>> START

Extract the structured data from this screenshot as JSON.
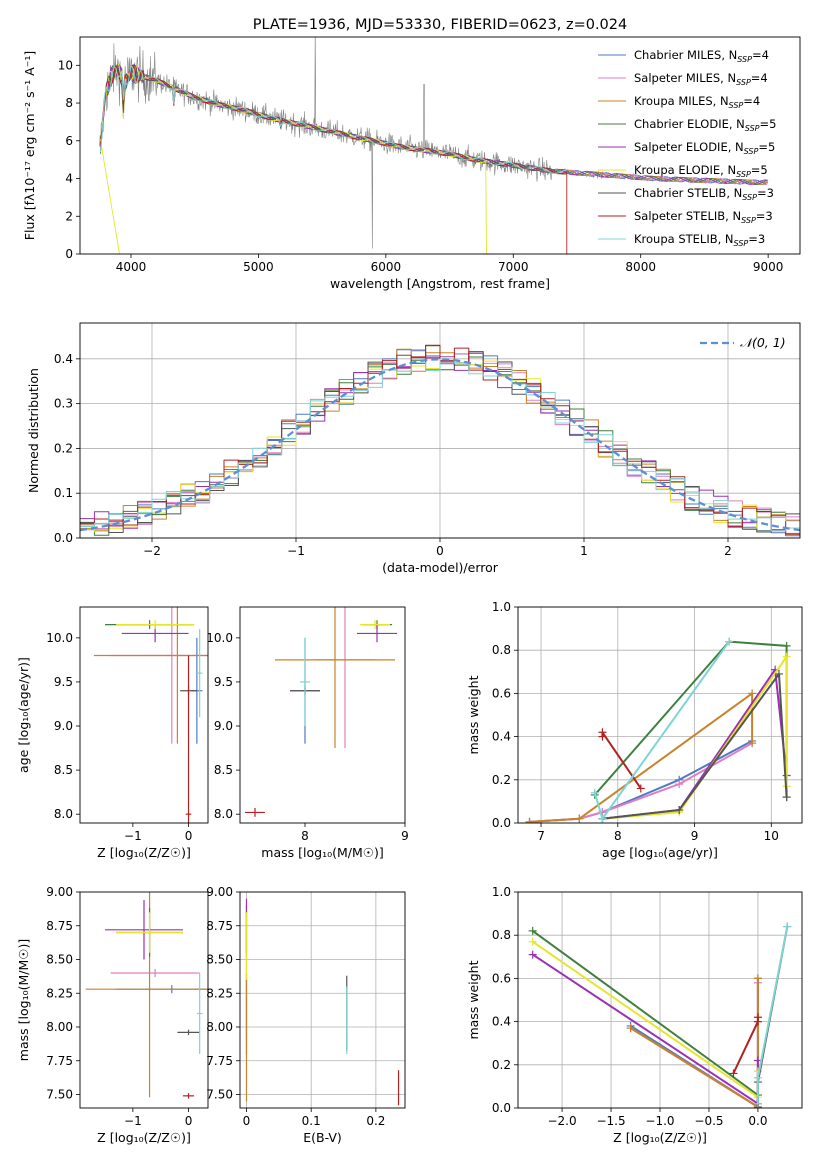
{
  "colors": {
    "Chabrier MILES": "#4e7ac7",
    "Salpeter MILES": "#e07ec3",
    "Kroupa MILES": "#c8832a",
    "Chabrier ELODIE": "#3f7f3f",
    "Salpeter ELODIE": "#9b30b5",
    "Kroupa ELODIE": "#e5e52e",
    "Chabrier STELIB": "#555555",
    "Salpeter STELIB": "#b22222",
    "Kroupa STELIB": "#7fd4d4",
    "normal": "#5b8fd6",
    "observed": "#808080"
  },
  "chart_data": [
    {
      "type": "line",
      "title": "PLATE=1936, MJD=53330, FIBERID=0623, z=0.024",
      "xlabel": "wavelength [Angstrom, rest frame]",
      "ylabel": "Flux [fλ10⁻¹⁷ erg cm⁻² s⁻¹ A⁻¹]",
      "xlim": [
        3600,
        9250
      ],
      "ylim": [
        0,
        11.5
      ],
      "xticks": [
        4000,
        5000,
        6000,
        7000,
        8000,
        9000
      ],
      "yticks": [
        0,
        2,
        4,
        6,
        8,
        10
      ],
      "legend_position": "top-right",
      "observed_x": [
        3750,
        3800,
        3850,
        3900,
        3950,
        4000,
        4100,
        4200,
        4300,
        4400,
        4500,
        4700,
        4900,
        5100,
        5300,
        5500,
        5700,
        5900,
        6100,
        6300,
        6500,
        6700,
        6900,
        7100,
        7300,
        7500,
        7700,
        7900,
        8100,
        8300,
        8500,
        8700,
        8900,
        9000
      ],
      "observed_y": [
        5.0,
        8.5,
        9.5,
        9.8,
        9.0,
        9.6,
        9.4,
        9.2,
        8.9,
        8.6,
        8.3,
        7.9,
        7.6,
        7.2,
        6.9,
        6.6,
        6.3,
        6.0,
        5.7,
        5.5,
        5.3,
        5.0,
        4.8,
        4.6,
        4.4,
        4.3,
        4.2,
        4.1,
        4.0,
        3.95,
        3.9,
        3.85,
        3.8,
        3.8
      ],
      "series": [
        {
          "name": "Chabrier MILES, N_SSP=4",
          "model": "Chabrier MILES"
        },
        {
          "name": "Salpeter MILES, N_SSP=4",
          "model": "Salpeter MILES"
        },
        {
          "name": "Kroupa MILES, N_SSP=4",
          "model": "Kroupa MILES"
        },
        {
          "name": "Chabrier ELODIE, N_SSP=5",
          "model": "Chabrier ELODIE"
        },
        {
          "name": "Salpeter ELODIE, N_SSP=5",
          "model": "Salpeter ELODIE"
        },
        {
          "name": "Kroupa ELODIE, N_SSP=5",
          "model": "Kroupa ELODIE"
        },
        {
          "name": "Chabrier STELIB, N_SSP=3",
          "model": "Chabrier STELIB"
        },
        {
          "name": "Salpeter STELIB, N_SSP=3",
          "model": "Salpeter STELIB"
        },
        {
          "name": "Kroupa STELIB, N_SSP=3",
          "model": "Kroupa STELIB"
        }
      ]
    },
    {
      "type": "line",
      "xlabel": "(data-model)/error",
      "ylabel": "Normed distribution",
      "xlim": [
        -2.5,
        2.5
      ],
      "ylim": [
        0,
        0.48
      ],
      "xticks": [
        -2,
        -1,
        0,
        1,
        2
      ],
      "yticks": [
        0.0,
        0.1,
        0.2,
        0.3,
        0.4
      ],
      "grid": true,
      "legend_position": "top-right",
      "legend": "𝒩(0, 1)",
      "bin_width": 0.1
    },
    {
      "type": "scatter",
      "xlabel": "Z [log₁₀(Z/Z☉)]",
      "ylabel": "age  [log₁₀(age/yr)]",
      "xlim": [
        -1.95,
        0.35
      ],
      "ylim": [
        7.9,
        10.35
      ],
      "xticks": [
        -1,
        0
      ],
      "yticks": [
        8.0,
        8.5,
        9.0,
        9.5,
        10.0
      ],
      "points": [
        {
          "model": "Chabrier MILES",
          "x": 0.15,
          "y": 9.4,
          "xerr": 0.1,
          "yerr": 0.6
        },
        {
          "model": "Salpeter MILES",
          "x": -0.3,
          "y": 9.8,
          "xerr": 1.1,
          "yerr": 1.0
        },
        {
          "model": "Kroupa MILES",
          "x": -0.2,
          "y": 9.8,
          "xerr": 1.5,
          "yerr": 1.0
        },
        {
          "model": "Chabrier ELODIE",
          "x": -0.7,
          "y": 10.15,
          "xerr": 0.8,
          "yerr": 0.05
        },
        {
          "model": "Salpeter ELODIE",
          "x": -0.6,
          "y": 10.05,
          "xerr": 0.6,
          "yerr": 0.1
        },
        {
          "model": "Kroupa ELODIE",
          "x": -0.6,
          "y": 10.15,
          "xerr": 0.7,
          "yerr": 0.05
        },
        {
          "model": "Chabrier STELIB",
          "x": 0.0,
          "y": 9.4,
          "xerr": 0.15,
          "yerr": 0.05
        },
        {
          "model": "Salpeter STELIB",
          "x": 0.0,
          "y": 8.0,
          "xerr": 0.05,
          "yerr": 1.8
        },
        {
          "model": "Kroupa STELIB",
          "x": 0.2,
          "y": 9.6,
          "xerr": 0.05,
          "yerr": 0.5
        }
      ]
    },
    {
      "type": "scatter",
      "xlabel": "mass [log₁₀(M/M☉)]",
      "xlim": [
        7.35,
        9.0
      ],
      "ylim": [
        7.9,
        10.35
      ],
      "xticks": [
        8,
        9
      ],
      "yticks": [
        8.0,
        8.5,
        9.0,
        9.5,
        10.0
      ],
      "points": [
        {
          "model": "Chabrier MILES",
          "x": 8.0,
          "y": 9.4,
          "xerr": 0.15,
          "yerr": 0.6
        },
        {
          "model": "Salpeter MILES",
          "x": 8.4,
          "y": 9.75,
          "xerr": 0.3,
          "yerr": 1.0
        },
        {
          "model": "Kroupa MILES",
          "x": 8.3,
          "y": 9.75,
          "xerr": 0.6,
          "yerr": 1.0
        },
        {
          "model": "Chabrier ELODIE",
          "x": 8.72,
          "y": 10.15,
          "xerr": 0.15,
          "yerr": 0.05
        },
        {
          "model": "Salpeter ELODIE",
          "x": 8.72,
          "y": 10.05,
          "xerr": 0.2,
          "yerr": 0.1
        },
        {
          "model": "Kroupa ELODIE",
          "x": 8.7,
          "y": 10.15,
          "xerr": 0.15,
          "yerr": 0.05
        },
        {
          "model": "Chabrier STELIB",
          "x": 8.0,
          "y": 9.4,
          "xerr": 0.15,
          "yerr": 0.05
        },
        {
          "model": "Salpeter STELIB",
          "x": 7.5,
          "y": 8.02,
          "xerr": 0.1,
          "yerr": 0.05
        },
        {
          "model": "Kroupa STELIB",
          "x": 8.0,
          "y": 9.5,
          "xerr": 0.05,
          "yerr": 0.5
        }
      ]
    },
    {
      "type": "line",
      "xlabel": "age  [log₁₀(age/yr)]",
      "ylabel": "mass weight",
      "xlim": [
        6.7,
        10.4
      ],
      "ylim": [
        0,
        1.0
      ],
      "xticks": [
        7,
        8,
        9,
        10
      ],
      "yticks": [
        0.0,
        0.2,
        0.4,
        0.6,
        0.8,
        1.0
      ],
      "grid": true,
      "series": [
        {
          "model": "Chabrier MILES",
          "x": [
            6.85,
            7.5,
            7.8,
            8.8,
            9.75
          ],
          "y": [
            0.005,
            0.02,
            0.05,
            0.2,
            0.38
          ]
        },
        {
          "model": "Salpeter MILES",
          "x": [
            6.85,
            7.5,
            7.8,
            8.8,
            9.75
          ],
          "y": [
            0.005,
            0.02,
            0.05,
            0.18,
            0.37
          ]
        },
        {
          "model": "Kroupa MILES",
          "x": [
            6.85,
            7.5,
            9.75,
            9.75
          ],
          "y": [
            0.005,
            0.02,
            0.6,
            0.37
          ]
        },
        {
          "model": "Chabrier ELODIE",
          "x": [
            7.7,
            9.45,
            10.2,
            10.2
          ],
          "y": [
            0.13,
            0.84,
            0.82,
            0.12
          ]
        },
        {
          "model": "Salpeter ELODIE",
          "x": [
            7.8,
            8.8,
            10.05,
            10.2
          ],
          "y": [
            0.02,
            0.06,
            0.71,
            0.22
          ]
        },
        {
          "model": "Kroupa ELODIE",
          "x": [
            7.8,
            8.8,
            10.2,
            10.2
          ],
          "y": [
            0.02,
            0.05,
            0.77,
            0.17
          ]
        },
        {
          "model": "Chabrier STELIB",
          "x": [
            7.8,
            8.8,
            10.1,
            10.2
          ],
          "y": [
            0.02,
            0.06,
            0.69,
            0.12
          ]
        },
        {
          "model": "Salpeter STELIB",
          "x": [
            7.8,
            7.8,
            8.3
          ],
          "y": [
            0.4,
            0.42,
            0.16
          ]
        },
        {
          "model": "Kroupa STELIB",
          "x": [
            7.7,
            7.8,
            9.45
          ],
          "y": [
            0.14,
            0.02,
            0.84
          ]
        }
      ]
    },
    {
      "type": "scatter",
      "xlabel": "Z [log₁₀(Z/Z☉)]",
      "ylabel": "mass [log₁₀(M/M☉)]",
      "xlim": [
        -1.95,
        0.35
      ],
      "ylim": [
        7.4,
        9.0
      ],
      "xticks": [
        -1,
        0
      ],
      "yticks": [
        7.5,
        7.75,
        8.0,
        8.25,
        8.5,
        8.75,
        9.0
      ],
      "points": [
        {
          "model": "Chabrier MILES",
          "x": -0.3,
          "y": 8.28,
          "xerr": 1.0,
          "yerr": 0.03
        },
        {
          "model": "Salpeter MILES",
          "x": -0.6,
          "y": 8.4,
          "xerr": 0.8,
          "yerr": 0.03
        },
        {
          "model": "Kroupa MILES",
          "x": -0.7,
          "y": 8.28,
          "xerr": 1.15,
          "yerr": 0.8
        },
        {
          "model": "Chabrier ELODIE",
          "x": -0.7,
          "y": 8.7,
          "xerr": 0.6,
          "yerr": 0.18
        },
        {
          "model": "Salpeter ELODIE",
          "x": -0.8,
          "y": 8.72,
          "xerr": 0.7,
          "yerr": 0.22
        },
        {
          "model": "Kroupa ELODIE",
          "x": -0.7,
          "y": 8.7,
          "xerr": 0.6,
          "yerr": 0.15
        },
        {
          "model": "Chabrier STELIB",
          "x": 0.0,
          "y": 7.96,
          "xerr": 0.2,
          "yerr": 0.02
        },
        {
          "model": "Salpeter STELIB",
          "x": 0.0,
          "y": 7.49,
          "xerr": 0.1,
          "yerr": 0.02
        },
        {
          "model": "Kroupa STELIB",
          "x": 0.2,
          "y": 8.1,
          "xerr": 0.05,
          "yerr": 0.3
        }
      ]
    },
    {
      "type": "scatter",
      "xlabel": "E(B-V)",
      "xlim": [
        -0.01,
        0.245
      ],
      "ylim": [
        7.4,
        9.0
      ],
      "xticks": [
        0.0,
        0.1,
        0.2
      ],
      "yticks": [
        7.5,
        7.75,
        8.0,
        8.25,
        8.5,
        8.75,
        9.0
      ],
      "grid": true,
      "points": [
        {
          "model": "Chabrier MILES",
          "x": 0.0,
          "y": 8.1,
          "xerr": 0.0,
          "yerr": 0.3
        },
        {
          "model": "Salpeter MILES",
          "x": 0.0,
          "y": 8.2,
          "xerr": 0.0,
          "yerr": 0.3
        },
        {
          "model": "Kroupa MILES",
          "x": 0.0,
          "y": 7.9,
          "xerr": 0.0,
          "yerr": 0.45
        },
        {
          "model": "Chabrier ELODIE",
          "x": 0.0,
          "y": 8.7,
          "xerr": 0.0,
          "yerr": 0.2
        },
        {
          "model": "Salpeter ELODIE",
          "x": 0.0,
          "y": 8.75,
          "xerr": 0.0,
          "yerr": 0.2
        },
        {
          "model": "Kroupa ELODIE",
          "x": 0.0,
          "y": 8.6,
          "xerr": 0.0,
          "yerr": 0.25
        },
        {
          "model": "Chabrier STELIB",
          "x": 0.155,
          "y": 8.1,
          "xerr": 0.0,
          "yerr": 0.28
        },
        {
          "model": "Salpeter STELIB",
          "x": 0.235,
          "y": 7.55,
          "xerr": 0.0,
          "yerr": 0.13
        },
        {
          "model": "Kroupa STELIB",
          "x": 0.155,
          "y": 8.05,
          "xerr": 0.0,
          "yerr": 0.25
        }
      ]
    },
    {
      "type": "line",
      "xlabel": "Z [log₁₀(Z/Z☉)]",
      "ylabel": "mass weight",
      "xlim": [
        -2.45,
        0.45
      ],
      "ylim": [
        0,
        1.0
      ],
      "xticks": [
        -2.0,
        -1.5,
        -1.0,
        -0.5,
        0.0
      ],
      "yticks": [
        0.0,
        0.2,
        0.4,
        0.6,
        0.8,
        1.0
      ],
      "grid": true,
      "series": [
        {
          "model": "Chabrier MILES",
          "x": [
            -1.3,
            0.0,
            0.0
          ],
          "y": [
            0.38,
            0.005,
            0.6
          ]
        },
        {
          "model": "Salpeter MILES",
          "x": [
            -1.3,
            0.0,
            0.0
          ],
          "y": [
            0.37,
            0.005,
            0.58
          ]
        },
        {
          "model": "Kroupa MILES",
          "x": [
            -1.3,
            0.0,
            0.0
          ],
          "y": [
            0.37,
            0.005,
            0.6
          ]
        },
        {
          "model": "Chabrier ELODIE",
          "x": [
            -2.3,
            0.0,
            0.0
          ],
          "y": [
            0.82,
            0.06,
            0.0
          ]
        },
        {
          "model": "Salpeter ELODIE",
          "x": [
            -2.3,
            0.0,
            0.0
          ],
          "y": [
            0.71,
            0.02,
            0.22
          ]
        },
        {
          "model": "Kroupa ELODIE",
          "x": [
            -2.3,
            0.0,
            0.0
          ],
          "y": [
            0.77,
            0.05,
            0.17
          ]
        },
        {
          "model": "Chabrier STELIB",
          "x": [
            0.0,
            0.0,
            0.3
          ],
          "y": [
            0.0,
            0.12,
            0.84
          ]
        },
        {
          "model": "Salpeter STELIB",
          "x": [
            -0.25,
            0.0,
            0.0
          ],
          "y": [
            0.16,
            0.4,
            0.42
          ]
        },
        {
          "model": "Kroupa STELIB",
          "x": [
            0.0,
            0.0,
            0.3
          ],
          "y": [
            0.02,
            0.14,
            0.84
          ]
        }
      ]
    }
  ]
}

>> END

EXERCISE -
Read the data above and pull out each line that holds the string "log₁₀".

THE ANSWER -
      "xlabel": "Z [log₁₀(Z/Z☉)]",
      "ylabel": "age  [log₁₀(age/yr)]",
      "xlabel": "mass [log₁₀(M/M☉)]",
      "xlabel": "age  [log₁₀(age/yr)]",
      "xlabel": "Z [log₁₀(Z/Z☉)]",
      "ylabel": "mass [log₁₀(M/M☉)]",
      "xlabel": "Z [log₁₀(Z/Z☉)]",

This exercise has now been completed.